Start of RECORDS FOR THIS EXERCISE
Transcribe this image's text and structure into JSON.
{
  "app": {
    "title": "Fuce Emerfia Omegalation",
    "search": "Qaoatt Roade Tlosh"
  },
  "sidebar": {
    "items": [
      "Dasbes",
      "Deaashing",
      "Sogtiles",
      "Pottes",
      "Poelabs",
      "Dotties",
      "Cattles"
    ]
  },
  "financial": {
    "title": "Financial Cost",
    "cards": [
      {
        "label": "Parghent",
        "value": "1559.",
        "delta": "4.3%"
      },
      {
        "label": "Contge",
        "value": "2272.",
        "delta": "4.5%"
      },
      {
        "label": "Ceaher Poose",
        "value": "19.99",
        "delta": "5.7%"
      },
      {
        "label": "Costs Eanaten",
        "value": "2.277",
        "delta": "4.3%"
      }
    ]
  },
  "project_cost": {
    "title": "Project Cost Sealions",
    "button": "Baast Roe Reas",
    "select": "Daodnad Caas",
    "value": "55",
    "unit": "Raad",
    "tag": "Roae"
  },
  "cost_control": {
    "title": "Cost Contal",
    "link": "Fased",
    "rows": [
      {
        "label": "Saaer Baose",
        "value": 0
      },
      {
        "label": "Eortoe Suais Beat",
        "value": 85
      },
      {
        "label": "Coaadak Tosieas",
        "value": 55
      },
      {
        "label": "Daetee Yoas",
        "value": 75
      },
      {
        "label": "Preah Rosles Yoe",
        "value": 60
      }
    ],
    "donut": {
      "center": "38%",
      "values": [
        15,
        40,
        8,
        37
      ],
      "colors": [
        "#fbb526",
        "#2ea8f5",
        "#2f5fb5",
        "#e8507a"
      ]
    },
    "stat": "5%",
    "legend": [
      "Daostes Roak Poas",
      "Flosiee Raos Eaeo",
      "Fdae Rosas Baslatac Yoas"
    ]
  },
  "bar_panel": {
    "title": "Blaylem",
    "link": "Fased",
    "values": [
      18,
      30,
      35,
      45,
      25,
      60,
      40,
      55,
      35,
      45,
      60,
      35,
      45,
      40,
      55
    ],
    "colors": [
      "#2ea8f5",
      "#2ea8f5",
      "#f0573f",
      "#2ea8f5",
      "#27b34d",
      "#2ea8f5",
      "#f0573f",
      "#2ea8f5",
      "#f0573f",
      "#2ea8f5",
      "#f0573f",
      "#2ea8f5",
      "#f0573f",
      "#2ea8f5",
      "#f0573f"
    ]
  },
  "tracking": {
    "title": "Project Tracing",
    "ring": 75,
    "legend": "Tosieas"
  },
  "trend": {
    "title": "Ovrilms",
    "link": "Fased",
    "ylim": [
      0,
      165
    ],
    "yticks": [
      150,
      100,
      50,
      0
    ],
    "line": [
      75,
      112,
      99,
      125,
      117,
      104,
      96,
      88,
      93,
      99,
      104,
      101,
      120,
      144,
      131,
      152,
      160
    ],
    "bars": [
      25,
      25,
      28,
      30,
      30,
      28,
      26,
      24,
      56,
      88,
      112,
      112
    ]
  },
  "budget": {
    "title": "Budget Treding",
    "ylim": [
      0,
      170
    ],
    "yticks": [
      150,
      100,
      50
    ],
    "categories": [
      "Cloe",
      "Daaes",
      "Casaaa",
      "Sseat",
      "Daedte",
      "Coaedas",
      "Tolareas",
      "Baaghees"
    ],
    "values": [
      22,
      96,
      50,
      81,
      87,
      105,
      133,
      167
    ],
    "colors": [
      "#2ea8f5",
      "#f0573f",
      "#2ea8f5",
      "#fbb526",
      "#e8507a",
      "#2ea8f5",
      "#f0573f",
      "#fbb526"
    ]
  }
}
End of RECORDS FOR THIS EXERCISE
» GOAL
Pick out all lines from the data above in which the word "Yoas" appears.

» SOLUTION TO THIS TASK
        "label": "Daetee Yoas",
      "Fdae Rosas Baslatac Yoas"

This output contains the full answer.